BEGIN Data to process

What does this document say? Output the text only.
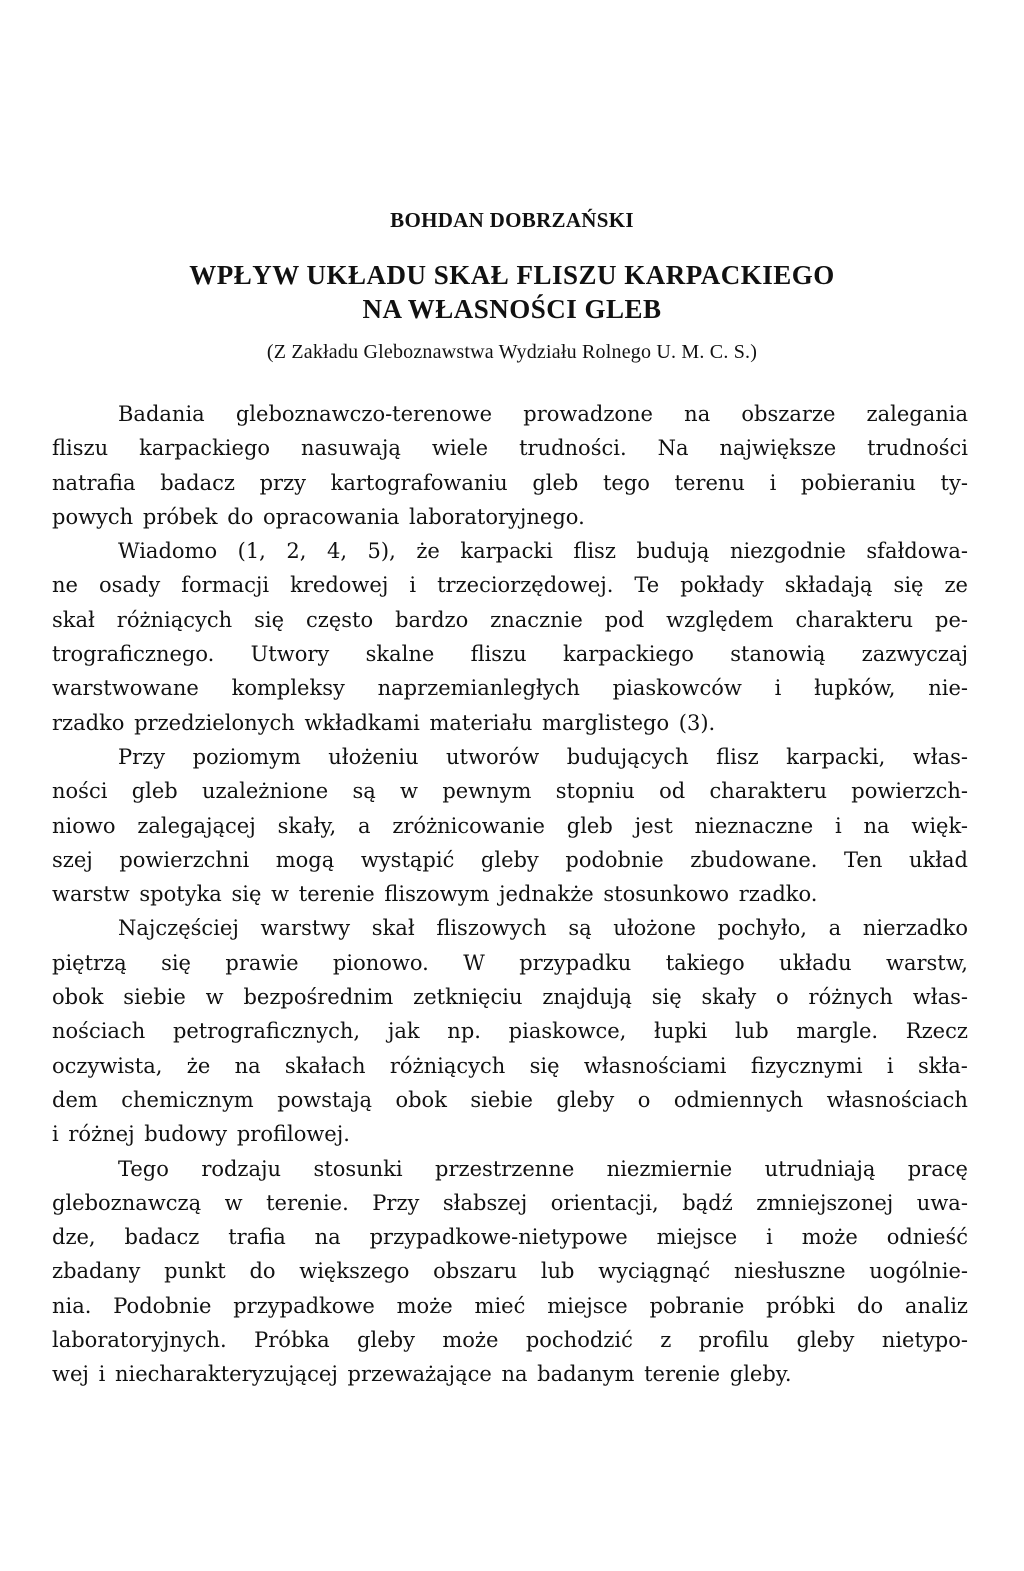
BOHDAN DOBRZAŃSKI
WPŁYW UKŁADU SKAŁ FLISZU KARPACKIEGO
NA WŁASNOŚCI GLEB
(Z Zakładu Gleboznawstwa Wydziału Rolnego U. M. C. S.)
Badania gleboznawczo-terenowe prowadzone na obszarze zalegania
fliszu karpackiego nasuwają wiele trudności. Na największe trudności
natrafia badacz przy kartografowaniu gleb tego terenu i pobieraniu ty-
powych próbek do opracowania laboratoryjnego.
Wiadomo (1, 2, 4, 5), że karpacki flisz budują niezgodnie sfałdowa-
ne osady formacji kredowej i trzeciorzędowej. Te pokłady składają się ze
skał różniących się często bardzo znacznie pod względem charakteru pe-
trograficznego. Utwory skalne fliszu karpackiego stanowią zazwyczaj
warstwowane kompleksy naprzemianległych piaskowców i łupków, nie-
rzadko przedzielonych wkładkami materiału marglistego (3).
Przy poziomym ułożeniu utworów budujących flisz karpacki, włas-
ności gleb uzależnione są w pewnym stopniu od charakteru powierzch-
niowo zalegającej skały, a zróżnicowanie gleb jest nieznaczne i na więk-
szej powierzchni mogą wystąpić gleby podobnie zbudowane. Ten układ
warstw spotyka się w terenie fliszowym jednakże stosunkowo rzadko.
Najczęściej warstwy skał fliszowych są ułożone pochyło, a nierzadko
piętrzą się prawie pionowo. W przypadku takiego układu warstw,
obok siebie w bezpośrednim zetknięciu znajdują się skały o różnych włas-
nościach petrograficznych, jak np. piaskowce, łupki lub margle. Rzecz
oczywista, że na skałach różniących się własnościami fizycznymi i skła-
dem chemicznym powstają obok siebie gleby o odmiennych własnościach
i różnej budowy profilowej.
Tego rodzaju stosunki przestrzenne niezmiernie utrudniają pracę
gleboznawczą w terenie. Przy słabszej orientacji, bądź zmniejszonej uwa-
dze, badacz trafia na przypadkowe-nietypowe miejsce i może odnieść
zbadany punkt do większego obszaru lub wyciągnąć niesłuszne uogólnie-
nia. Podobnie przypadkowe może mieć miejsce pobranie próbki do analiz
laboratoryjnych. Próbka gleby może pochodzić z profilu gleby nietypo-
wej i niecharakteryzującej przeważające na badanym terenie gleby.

END Data to process
BEGIN Data to process

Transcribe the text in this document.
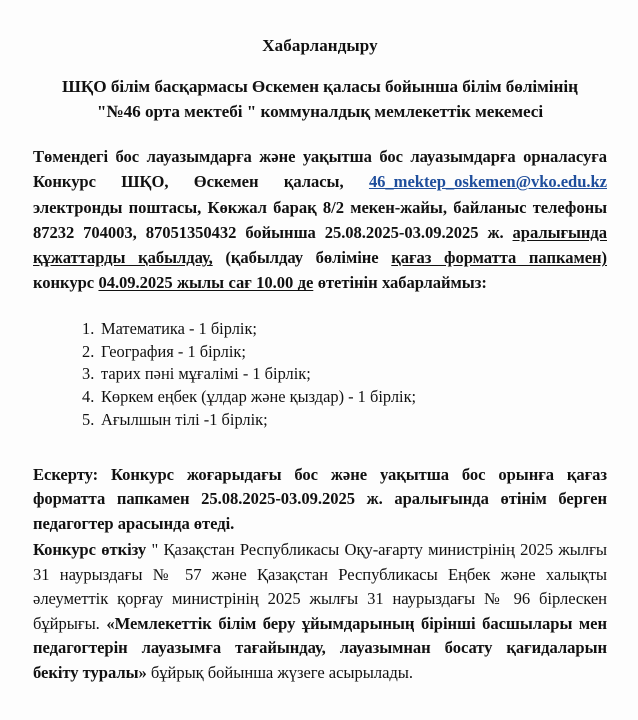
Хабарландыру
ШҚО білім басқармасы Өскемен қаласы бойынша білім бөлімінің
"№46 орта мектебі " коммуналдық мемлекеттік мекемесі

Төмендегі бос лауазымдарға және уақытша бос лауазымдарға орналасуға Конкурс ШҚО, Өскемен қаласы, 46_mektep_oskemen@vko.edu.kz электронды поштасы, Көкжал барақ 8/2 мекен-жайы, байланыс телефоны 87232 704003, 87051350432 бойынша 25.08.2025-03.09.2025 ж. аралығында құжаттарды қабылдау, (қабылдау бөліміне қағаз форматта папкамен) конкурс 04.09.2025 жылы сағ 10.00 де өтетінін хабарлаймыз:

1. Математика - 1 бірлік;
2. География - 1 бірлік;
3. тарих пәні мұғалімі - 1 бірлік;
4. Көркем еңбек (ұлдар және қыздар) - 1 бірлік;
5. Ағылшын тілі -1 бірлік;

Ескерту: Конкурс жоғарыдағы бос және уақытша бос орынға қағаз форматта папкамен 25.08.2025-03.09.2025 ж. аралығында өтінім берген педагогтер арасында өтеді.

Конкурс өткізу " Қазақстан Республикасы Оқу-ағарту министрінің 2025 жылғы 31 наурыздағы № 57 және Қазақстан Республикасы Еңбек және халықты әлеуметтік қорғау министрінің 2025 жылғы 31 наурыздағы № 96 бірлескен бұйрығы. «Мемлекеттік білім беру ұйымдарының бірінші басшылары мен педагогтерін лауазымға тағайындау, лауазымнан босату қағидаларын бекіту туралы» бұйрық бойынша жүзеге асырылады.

END Data to process

# [What needs to be done]
Pull out each line containing the word "бойынша" and copy it.

# [Problem solution]
ШҚО білім басқармасы Өскемен қаласы бойынша білім бөлімінің
Төмендегі бос лауазымдарға және уақытша бос лауазымдарға орналасуға Конкурс ШҚО, Өскемен қаласы, 46_mektep_oskemen@vko.edu.kz электронды поштасы, Көкжал барақ 8/2 мекен-жайы, байланыс телефоны 87232 704003, 87051350432 бойынша 25.08.2025-03.09.2025 ж. аралығында құжаттарды қабылдау, (қабылдау бөліміне қағаз форматта папкамен) конкурс 04.09.2025 жылы сағ 10.00 де өтетінін хабарлаймыз:
Конкурс өткізу " Қазақстан Республикасы Оқу-ағарту министрінің 2025 жылғы 31 наурыздағы № 57 және Қазақстан Республикасы Еңбек және халықты әлеуметтік қорғау министрінің 2025 жылғы 31 наурыздағы № 96 бірлескен бұйрығы. «Мемлекеттік білім беру ұйымдарының бірінші басшылары мен педагогтерін лауазымға тағайындау, лауазымнан босату қағидаларын бекіту туралы» бұйрық бойынша жүзеге асырылады.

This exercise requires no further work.